# START OF Raw records

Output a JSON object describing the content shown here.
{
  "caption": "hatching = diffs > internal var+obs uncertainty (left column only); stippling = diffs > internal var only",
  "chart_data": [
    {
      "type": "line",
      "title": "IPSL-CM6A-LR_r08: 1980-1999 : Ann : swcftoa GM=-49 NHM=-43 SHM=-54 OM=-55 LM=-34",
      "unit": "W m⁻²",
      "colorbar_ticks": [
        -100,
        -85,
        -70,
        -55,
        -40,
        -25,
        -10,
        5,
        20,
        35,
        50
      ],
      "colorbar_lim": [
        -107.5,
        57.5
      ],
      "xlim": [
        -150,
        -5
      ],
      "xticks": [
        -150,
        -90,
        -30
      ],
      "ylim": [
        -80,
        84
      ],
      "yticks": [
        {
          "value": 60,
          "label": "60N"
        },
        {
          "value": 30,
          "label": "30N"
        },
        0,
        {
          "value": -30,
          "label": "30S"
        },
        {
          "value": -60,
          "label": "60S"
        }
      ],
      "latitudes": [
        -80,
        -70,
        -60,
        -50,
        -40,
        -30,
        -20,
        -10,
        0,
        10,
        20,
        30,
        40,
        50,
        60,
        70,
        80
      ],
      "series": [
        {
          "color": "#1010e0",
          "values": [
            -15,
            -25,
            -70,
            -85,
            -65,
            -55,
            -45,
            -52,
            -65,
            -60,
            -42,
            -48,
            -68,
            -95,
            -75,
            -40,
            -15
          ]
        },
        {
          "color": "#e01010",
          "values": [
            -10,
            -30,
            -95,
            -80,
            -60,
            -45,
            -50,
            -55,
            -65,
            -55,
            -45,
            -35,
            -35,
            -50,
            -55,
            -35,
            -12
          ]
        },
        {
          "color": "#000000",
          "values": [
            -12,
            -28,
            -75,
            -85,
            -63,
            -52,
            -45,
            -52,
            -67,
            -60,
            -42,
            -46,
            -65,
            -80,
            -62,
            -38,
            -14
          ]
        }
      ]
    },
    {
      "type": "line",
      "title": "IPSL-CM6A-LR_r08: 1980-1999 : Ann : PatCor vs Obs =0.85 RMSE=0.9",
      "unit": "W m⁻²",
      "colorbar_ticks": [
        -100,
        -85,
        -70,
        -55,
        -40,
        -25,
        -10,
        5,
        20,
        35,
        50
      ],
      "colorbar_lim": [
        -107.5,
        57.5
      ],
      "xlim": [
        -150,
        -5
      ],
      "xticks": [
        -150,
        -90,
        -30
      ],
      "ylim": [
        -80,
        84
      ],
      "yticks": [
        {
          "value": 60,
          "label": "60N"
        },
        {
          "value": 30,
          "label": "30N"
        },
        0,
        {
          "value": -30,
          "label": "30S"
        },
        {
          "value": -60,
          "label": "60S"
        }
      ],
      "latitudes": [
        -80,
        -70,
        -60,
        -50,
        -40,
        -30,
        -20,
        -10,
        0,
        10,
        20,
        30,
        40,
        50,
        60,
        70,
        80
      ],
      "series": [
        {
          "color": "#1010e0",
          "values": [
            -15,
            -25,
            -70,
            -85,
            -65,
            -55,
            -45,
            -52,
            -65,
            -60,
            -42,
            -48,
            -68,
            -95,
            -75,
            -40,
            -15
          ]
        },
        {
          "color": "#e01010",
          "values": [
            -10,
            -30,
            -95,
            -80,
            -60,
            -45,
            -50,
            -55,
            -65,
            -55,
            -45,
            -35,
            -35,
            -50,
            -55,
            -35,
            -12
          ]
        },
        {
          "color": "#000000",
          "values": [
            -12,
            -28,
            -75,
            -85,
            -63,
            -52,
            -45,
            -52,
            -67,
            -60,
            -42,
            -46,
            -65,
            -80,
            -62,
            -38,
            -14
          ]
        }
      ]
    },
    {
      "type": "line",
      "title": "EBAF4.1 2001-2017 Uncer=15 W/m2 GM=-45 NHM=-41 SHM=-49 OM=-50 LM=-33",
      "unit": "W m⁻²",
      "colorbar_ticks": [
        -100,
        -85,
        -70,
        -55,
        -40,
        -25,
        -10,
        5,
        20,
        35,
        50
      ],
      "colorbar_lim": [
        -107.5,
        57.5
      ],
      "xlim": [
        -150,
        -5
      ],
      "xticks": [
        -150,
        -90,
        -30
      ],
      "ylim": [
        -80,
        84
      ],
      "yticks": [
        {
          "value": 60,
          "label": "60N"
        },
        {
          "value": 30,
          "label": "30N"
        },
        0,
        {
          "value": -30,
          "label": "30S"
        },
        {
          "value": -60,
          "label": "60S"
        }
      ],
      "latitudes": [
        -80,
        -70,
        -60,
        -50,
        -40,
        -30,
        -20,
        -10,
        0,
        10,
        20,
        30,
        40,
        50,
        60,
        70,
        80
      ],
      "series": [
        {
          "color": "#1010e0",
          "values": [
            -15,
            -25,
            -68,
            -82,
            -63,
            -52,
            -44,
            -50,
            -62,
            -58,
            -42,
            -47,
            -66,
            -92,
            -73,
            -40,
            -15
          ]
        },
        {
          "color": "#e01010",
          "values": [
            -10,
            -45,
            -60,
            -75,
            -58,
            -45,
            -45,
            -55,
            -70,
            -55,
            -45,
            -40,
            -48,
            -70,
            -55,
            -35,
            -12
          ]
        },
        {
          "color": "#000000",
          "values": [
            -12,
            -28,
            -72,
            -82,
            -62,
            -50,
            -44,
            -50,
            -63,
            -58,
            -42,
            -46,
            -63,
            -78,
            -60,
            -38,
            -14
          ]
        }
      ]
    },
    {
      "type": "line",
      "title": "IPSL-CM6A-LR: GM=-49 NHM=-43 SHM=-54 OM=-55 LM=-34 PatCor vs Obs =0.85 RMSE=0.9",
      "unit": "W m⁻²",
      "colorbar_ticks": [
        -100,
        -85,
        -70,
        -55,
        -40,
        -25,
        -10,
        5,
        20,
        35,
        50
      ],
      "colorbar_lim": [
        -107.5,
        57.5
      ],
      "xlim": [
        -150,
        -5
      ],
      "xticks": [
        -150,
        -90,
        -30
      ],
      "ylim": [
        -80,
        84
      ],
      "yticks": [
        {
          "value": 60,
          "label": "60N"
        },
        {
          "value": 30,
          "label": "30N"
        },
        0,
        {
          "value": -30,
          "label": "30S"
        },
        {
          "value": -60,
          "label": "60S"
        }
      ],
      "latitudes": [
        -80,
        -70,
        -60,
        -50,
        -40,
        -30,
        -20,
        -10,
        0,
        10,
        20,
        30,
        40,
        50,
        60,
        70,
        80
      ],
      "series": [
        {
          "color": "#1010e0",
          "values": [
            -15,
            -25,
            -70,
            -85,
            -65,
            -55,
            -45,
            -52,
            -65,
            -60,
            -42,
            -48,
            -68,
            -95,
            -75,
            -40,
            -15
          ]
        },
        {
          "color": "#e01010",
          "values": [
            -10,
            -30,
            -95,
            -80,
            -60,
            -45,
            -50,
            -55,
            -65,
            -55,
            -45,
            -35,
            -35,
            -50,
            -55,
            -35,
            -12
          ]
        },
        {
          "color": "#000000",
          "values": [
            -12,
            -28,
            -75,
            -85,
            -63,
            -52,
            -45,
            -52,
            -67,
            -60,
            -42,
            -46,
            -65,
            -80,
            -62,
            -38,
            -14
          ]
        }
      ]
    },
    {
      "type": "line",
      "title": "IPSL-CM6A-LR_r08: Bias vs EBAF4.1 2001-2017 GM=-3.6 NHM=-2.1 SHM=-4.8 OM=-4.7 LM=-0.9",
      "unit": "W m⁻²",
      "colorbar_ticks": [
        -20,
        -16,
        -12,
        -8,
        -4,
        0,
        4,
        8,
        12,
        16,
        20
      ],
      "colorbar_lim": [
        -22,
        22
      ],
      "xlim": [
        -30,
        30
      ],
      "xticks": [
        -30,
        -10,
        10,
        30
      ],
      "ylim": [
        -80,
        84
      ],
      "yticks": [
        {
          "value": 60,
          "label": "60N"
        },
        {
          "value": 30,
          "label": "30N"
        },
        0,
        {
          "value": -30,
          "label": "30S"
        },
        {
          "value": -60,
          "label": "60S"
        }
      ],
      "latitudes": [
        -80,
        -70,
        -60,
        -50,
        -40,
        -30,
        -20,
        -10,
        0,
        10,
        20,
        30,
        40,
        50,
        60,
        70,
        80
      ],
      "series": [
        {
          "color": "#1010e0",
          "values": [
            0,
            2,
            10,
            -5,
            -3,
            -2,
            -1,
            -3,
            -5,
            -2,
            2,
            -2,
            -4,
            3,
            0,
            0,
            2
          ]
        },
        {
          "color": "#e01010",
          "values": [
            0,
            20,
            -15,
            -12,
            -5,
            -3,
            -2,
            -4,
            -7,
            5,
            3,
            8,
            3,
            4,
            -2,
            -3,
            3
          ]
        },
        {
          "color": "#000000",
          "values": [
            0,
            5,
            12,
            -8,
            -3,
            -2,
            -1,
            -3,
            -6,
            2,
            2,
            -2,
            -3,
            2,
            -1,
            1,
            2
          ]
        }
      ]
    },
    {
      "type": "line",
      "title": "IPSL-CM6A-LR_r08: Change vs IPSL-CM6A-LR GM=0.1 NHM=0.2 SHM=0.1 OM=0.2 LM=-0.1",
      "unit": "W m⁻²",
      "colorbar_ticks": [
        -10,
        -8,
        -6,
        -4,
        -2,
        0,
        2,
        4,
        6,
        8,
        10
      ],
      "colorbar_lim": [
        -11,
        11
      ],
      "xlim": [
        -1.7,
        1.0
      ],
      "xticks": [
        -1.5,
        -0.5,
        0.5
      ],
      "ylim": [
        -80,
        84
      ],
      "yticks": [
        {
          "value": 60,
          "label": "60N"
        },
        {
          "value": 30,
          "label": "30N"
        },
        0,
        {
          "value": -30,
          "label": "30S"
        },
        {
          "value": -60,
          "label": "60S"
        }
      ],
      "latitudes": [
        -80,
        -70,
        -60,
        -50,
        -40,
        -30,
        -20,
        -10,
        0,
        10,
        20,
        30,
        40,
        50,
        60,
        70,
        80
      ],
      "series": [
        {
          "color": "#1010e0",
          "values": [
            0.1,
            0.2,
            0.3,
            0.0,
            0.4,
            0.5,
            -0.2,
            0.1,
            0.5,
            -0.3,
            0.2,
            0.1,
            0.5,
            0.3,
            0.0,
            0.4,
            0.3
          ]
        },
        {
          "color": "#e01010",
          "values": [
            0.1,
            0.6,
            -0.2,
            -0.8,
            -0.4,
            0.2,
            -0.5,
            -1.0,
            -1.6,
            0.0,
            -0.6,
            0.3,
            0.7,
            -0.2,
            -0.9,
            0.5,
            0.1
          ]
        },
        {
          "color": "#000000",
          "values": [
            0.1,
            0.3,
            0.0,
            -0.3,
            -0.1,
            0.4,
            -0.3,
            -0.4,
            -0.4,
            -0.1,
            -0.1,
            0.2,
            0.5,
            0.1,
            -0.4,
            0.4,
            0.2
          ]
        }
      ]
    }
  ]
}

# END OF Raw records

• Problem details: From the listing above, collect each line in which the string "PatCor" appears.

• Task output:
      "title": "IPSL-CM6A-LR_r08: 1980-1999 : Ann : PatCor vs Obs =0.85 RMSE=0.9",
      "title": "IPSL-CM6A-LR: GM=-49 NHM=-43 SHM=-54 OM=-55 LM=-34 PatCor vs Obs =0.85 RMSE=0.9",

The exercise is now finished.